Records to process.
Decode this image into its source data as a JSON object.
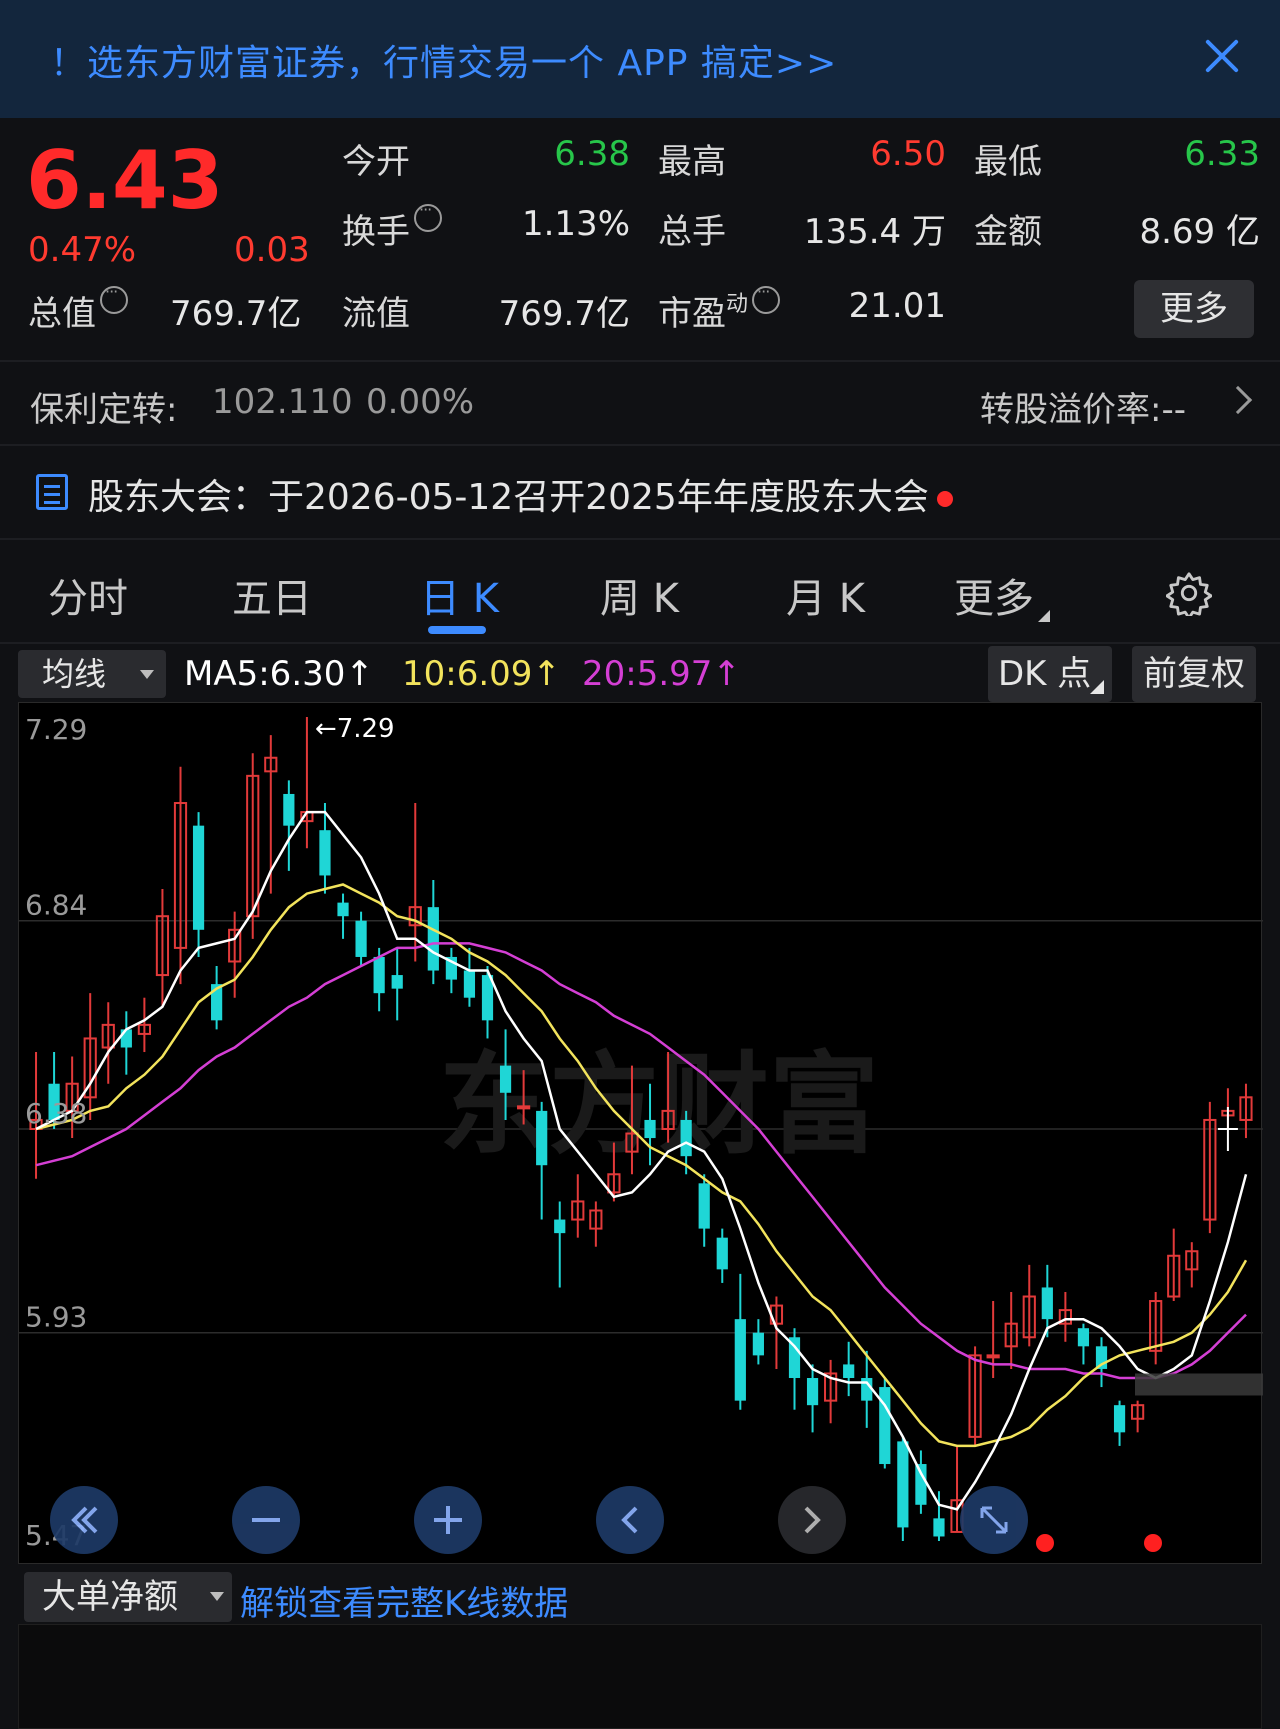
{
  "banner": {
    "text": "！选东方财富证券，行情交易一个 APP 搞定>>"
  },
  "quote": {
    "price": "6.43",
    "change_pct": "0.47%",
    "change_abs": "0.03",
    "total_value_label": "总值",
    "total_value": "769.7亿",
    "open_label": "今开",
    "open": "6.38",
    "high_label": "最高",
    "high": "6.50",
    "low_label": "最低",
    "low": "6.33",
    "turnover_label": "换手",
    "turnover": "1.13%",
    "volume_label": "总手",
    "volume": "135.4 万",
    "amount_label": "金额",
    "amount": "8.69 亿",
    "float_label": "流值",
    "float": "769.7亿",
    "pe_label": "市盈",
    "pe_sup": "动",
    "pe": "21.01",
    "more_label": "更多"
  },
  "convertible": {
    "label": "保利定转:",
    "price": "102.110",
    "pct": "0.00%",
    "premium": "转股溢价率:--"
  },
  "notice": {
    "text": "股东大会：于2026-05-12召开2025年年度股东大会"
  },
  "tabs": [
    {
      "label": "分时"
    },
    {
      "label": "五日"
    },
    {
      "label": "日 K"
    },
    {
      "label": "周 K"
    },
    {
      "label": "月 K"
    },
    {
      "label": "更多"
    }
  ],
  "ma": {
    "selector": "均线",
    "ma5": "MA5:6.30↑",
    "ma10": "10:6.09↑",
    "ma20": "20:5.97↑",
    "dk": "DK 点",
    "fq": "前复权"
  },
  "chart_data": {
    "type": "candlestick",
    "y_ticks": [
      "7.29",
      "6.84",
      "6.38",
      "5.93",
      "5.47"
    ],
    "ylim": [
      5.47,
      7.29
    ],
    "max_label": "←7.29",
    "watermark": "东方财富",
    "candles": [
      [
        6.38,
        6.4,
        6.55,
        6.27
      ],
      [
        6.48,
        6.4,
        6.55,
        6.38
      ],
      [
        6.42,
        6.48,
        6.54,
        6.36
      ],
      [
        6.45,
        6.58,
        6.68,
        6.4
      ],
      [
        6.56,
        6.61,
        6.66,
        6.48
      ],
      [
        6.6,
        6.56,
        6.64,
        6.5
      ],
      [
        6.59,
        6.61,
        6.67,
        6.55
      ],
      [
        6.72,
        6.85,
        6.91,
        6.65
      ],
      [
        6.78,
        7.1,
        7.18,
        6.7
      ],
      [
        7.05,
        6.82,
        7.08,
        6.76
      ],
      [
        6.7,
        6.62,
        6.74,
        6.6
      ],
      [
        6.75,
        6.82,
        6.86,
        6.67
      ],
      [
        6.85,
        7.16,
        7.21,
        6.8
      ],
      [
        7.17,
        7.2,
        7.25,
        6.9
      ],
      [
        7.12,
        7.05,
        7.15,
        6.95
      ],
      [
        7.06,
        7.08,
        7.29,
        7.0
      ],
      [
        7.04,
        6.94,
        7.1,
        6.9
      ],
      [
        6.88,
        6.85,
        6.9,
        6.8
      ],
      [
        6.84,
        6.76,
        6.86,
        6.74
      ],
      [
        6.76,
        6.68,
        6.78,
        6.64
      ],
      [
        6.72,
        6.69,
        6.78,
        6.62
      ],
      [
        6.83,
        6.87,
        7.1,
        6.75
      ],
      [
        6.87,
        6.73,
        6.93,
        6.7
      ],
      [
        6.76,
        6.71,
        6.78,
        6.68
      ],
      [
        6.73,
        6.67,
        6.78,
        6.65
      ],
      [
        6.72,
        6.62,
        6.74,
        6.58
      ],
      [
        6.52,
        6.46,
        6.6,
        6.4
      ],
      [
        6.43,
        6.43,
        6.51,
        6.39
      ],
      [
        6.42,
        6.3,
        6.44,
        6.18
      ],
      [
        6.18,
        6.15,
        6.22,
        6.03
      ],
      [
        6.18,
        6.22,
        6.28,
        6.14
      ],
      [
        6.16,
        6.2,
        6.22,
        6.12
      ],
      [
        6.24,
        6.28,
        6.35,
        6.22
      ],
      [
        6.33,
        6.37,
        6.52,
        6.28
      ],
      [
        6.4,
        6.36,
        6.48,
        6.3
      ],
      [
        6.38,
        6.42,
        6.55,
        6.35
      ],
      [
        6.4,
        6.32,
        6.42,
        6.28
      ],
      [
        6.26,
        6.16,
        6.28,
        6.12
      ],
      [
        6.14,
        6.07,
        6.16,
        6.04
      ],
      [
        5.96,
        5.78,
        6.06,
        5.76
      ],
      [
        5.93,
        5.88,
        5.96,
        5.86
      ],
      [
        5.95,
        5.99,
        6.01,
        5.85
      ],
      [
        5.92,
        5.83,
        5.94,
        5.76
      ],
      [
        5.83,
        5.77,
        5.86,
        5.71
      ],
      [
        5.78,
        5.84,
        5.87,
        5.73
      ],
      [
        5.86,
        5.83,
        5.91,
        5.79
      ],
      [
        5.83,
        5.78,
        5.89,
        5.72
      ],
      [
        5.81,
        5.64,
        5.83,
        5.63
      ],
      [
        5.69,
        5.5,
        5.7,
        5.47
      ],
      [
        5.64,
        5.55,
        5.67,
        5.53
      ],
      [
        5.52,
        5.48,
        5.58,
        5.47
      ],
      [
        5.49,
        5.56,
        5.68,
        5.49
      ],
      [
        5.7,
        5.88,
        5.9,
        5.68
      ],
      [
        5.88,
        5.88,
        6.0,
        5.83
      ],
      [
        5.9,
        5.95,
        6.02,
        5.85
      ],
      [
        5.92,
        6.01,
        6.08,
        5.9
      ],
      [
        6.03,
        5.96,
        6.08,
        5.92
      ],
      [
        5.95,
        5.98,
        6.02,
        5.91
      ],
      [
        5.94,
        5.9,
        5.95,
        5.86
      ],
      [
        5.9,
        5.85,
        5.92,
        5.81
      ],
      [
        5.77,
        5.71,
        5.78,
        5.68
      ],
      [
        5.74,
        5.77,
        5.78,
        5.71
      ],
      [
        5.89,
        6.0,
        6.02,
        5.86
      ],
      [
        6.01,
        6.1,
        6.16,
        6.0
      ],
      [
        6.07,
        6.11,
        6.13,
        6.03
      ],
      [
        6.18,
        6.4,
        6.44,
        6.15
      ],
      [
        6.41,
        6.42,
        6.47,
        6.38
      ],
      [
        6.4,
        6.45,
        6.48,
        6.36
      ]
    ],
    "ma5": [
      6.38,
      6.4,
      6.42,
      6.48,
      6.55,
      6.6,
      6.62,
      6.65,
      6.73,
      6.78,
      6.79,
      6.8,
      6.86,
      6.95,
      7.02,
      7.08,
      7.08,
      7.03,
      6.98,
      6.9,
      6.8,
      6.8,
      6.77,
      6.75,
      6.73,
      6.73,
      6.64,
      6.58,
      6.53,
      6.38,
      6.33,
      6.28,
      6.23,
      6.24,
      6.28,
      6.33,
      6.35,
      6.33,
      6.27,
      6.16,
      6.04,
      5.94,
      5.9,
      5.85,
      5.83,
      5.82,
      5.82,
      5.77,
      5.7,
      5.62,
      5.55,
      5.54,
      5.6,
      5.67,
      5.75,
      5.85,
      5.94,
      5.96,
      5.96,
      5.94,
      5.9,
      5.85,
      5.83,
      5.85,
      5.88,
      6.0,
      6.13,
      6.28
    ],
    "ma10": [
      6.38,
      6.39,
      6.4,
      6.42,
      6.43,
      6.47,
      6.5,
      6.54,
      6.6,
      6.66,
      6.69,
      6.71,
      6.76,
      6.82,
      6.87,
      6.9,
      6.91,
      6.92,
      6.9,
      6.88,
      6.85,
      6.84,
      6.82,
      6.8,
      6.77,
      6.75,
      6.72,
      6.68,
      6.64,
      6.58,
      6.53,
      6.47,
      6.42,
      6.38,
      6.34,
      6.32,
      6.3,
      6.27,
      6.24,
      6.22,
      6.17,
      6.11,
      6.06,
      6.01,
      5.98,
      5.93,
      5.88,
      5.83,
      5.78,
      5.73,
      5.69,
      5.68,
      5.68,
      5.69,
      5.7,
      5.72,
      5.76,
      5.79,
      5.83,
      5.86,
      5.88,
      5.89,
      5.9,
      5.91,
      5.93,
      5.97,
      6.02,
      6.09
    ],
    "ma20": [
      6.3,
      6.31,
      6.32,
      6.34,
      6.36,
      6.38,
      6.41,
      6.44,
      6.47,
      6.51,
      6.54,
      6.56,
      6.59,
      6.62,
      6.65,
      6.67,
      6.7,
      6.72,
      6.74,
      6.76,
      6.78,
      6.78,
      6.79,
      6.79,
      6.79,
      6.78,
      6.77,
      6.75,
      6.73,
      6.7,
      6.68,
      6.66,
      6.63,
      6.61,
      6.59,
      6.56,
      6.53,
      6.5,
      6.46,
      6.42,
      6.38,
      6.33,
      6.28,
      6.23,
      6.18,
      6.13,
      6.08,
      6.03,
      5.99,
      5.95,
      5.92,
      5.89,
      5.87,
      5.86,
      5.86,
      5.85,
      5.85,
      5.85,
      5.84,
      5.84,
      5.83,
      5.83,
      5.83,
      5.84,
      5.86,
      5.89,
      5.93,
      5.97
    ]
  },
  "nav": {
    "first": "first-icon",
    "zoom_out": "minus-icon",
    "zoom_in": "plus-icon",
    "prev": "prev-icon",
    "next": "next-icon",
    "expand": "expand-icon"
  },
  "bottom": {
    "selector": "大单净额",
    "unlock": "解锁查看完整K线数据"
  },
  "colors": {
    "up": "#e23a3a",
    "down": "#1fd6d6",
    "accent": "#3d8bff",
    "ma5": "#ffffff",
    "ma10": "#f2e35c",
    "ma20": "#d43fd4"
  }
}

---

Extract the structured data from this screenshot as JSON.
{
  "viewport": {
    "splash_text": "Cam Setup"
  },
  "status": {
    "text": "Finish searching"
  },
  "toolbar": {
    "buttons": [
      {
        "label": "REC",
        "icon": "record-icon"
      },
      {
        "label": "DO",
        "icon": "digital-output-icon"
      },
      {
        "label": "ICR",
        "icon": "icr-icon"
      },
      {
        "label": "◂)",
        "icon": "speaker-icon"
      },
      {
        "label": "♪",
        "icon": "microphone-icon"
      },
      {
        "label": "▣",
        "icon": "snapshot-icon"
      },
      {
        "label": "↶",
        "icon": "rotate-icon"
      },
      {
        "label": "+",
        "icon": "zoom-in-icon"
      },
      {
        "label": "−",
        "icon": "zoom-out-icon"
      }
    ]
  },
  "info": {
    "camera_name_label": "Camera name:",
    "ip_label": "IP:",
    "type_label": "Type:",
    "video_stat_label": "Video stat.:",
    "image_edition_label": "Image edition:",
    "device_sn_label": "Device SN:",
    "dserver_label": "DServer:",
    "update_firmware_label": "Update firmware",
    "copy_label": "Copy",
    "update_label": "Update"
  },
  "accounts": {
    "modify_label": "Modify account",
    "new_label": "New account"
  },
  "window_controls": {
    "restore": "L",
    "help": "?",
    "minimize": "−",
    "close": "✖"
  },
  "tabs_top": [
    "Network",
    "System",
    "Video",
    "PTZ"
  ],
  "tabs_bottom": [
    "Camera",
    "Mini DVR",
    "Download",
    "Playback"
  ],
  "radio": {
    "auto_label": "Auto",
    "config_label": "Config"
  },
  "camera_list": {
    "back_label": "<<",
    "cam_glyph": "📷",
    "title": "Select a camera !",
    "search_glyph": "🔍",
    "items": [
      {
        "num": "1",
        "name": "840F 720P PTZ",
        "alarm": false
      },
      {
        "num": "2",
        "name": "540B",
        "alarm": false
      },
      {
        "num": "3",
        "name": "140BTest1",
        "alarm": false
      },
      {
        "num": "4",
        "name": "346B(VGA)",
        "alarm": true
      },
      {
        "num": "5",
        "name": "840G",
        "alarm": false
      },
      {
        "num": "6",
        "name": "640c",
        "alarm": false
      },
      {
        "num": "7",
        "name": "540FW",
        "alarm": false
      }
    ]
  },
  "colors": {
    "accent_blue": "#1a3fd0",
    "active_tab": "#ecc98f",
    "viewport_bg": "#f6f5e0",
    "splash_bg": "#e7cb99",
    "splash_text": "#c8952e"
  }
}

What to do. Report only how many lines of the listing hold the word "Update".

Response to this task. 2